──────── Extracted entries
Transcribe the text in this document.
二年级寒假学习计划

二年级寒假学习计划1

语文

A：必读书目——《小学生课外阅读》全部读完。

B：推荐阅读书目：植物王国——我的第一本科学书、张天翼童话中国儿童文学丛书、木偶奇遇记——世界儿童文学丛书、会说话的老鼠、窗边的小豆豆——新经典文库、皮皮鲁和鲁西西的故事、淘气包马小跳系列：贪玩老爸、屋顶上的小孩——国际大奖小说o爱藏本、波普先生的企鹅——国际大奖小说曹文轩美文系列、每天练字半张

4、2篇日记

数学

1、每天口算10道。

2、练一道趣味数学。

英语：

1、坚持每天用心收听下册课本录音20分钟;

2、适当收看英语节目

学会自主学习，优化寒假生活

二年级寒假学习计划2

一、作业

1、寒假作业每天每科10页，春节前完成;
────────────────
──────── Extracted entries
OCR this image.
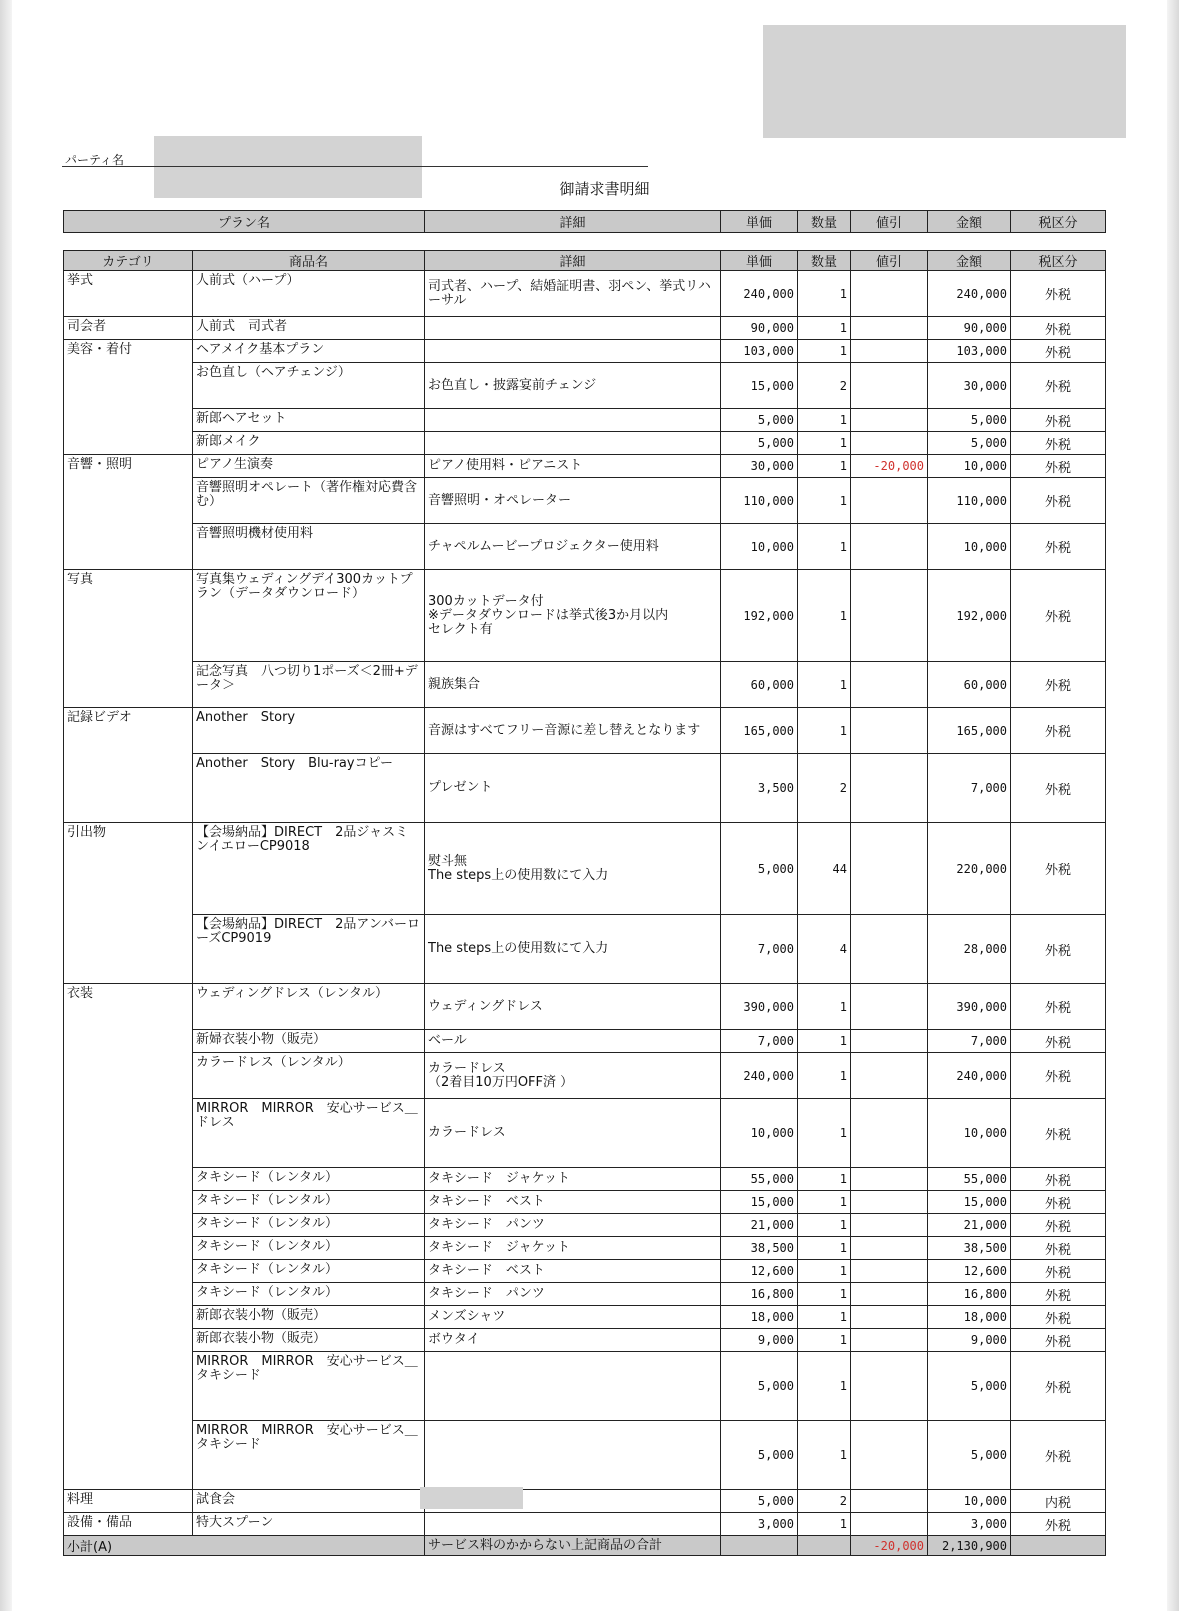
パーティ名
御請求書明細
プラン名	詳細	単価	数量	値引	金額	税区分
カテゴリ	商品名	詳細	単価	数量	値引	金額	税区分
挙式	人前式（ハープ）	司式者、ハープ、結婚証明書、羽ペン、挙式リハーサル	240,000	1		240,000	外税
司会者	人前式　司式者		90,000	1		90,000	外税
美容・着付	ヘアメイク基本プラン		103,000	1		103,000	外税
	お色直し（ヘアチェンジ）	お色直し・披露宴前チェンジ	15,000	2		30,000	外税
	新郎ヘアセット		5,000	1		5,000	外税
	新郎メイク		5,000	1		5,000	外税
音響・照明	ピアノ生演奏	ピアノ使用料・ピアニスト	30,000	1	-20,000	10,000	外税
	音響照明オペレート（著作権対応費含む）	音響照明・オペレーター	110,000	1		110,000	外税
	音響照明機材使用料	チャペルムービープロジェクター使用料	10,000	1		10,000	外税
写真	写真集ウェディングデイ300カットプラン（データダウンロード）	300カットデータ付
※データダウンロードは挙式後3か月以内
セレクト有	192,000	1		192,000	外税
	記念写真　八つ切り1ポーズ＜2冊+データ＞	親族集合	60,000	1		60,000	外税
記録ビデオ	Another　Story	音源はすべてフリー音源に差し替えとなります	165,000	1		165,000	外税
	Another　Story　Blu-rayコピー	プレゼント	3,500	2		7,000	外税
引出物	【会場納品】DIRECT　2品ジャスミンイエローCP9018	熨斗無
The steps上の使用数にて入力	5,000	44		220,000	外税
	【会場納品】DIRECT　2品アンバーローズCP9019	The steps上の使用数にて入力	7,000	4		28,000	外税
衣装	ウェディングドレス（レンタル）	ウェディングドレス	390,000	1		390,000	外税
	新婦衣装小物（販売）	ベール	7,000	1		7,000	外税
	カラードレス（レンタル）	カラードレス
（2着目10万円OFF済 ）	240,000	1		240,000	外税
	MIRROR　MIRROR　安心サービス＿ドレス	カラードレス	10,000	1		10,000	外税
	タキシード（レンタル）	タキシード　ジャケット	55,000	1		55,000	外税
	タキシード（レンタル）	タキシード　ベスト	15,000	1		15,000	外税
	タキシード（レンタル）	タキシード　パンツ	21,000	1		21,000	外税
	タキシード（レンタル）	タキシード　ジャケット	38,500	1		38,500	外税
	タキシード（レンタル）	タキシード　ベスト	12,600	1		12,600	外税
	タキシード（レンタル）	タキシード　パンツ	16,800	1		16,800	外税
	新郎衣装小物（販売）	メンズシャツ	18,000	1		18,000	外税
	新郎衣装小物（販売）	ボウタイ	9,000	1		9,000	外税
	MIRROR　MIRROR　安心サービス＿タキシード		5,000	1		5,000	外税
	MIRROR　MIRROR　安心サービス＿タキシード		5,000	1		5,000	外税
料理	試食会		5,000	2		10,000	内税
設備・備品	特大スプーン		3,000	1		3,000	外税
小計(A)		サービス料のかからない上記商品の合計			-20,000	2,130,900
────────────────
──────── Extracted entries
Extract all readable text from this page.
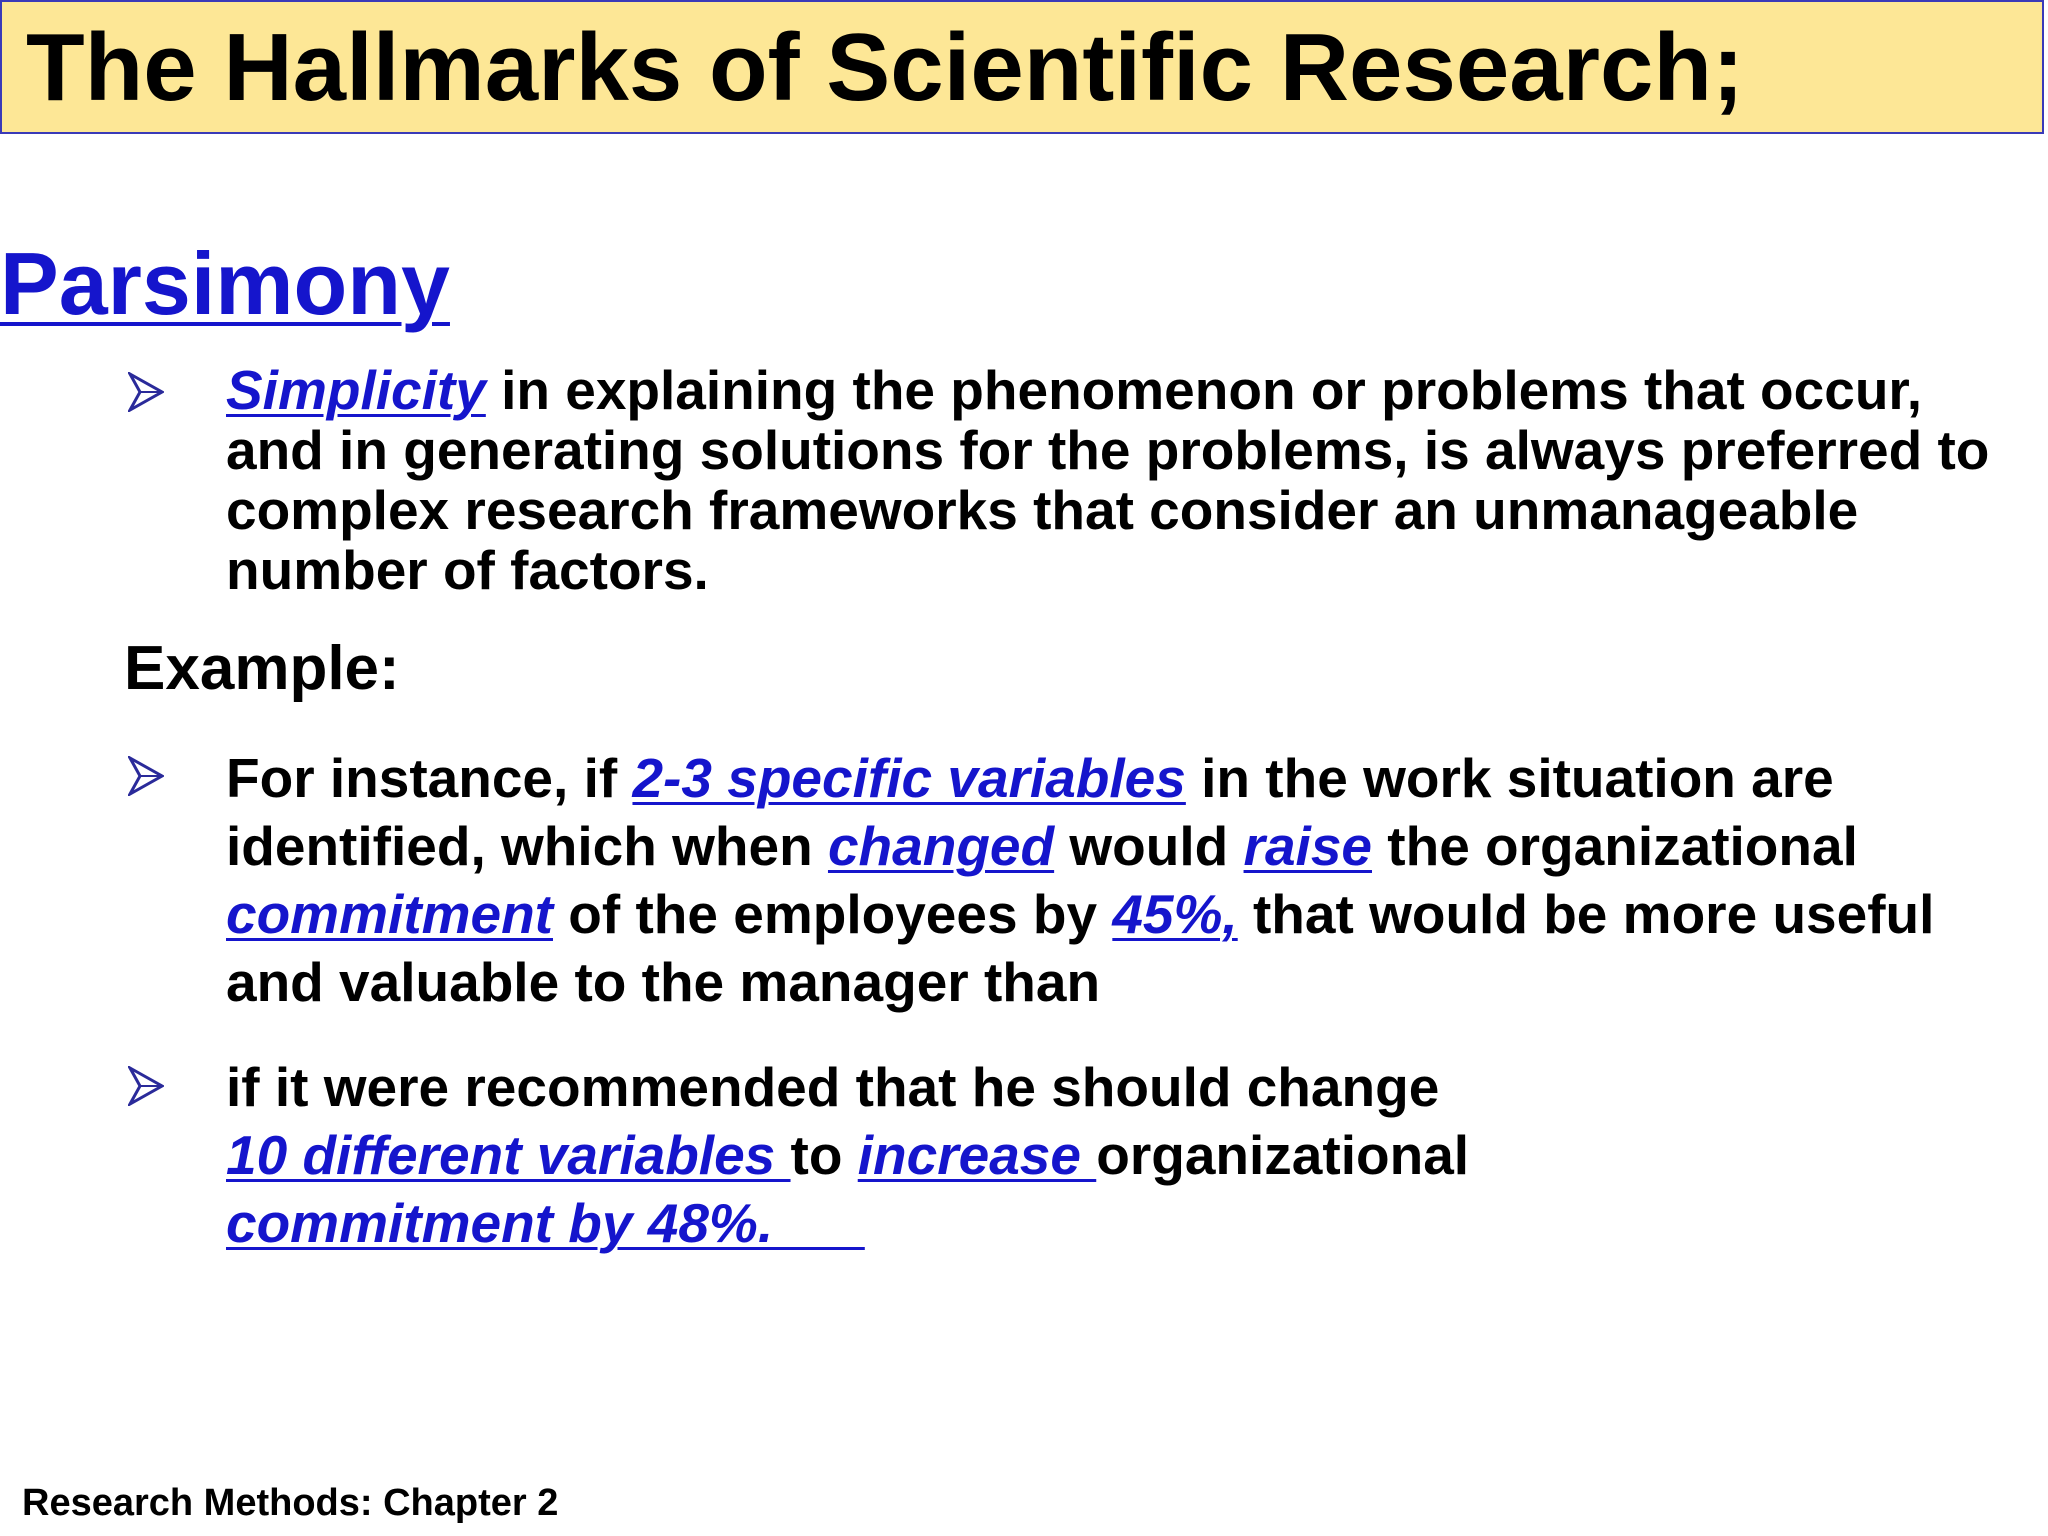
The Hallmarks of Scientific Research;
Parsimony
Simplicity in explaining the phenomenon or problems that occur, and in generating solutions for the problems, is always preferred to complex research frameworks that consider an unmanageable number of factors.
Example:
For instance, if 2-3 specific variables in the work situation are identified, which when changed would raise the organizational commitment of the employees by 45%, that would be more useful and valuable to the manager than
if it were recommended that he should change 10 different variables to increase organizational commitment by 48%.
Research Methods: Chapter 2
────────────────
Lines of the listing that contain the word "DIRECT" are to be counted; report only their number.

• **Response to this task**: 2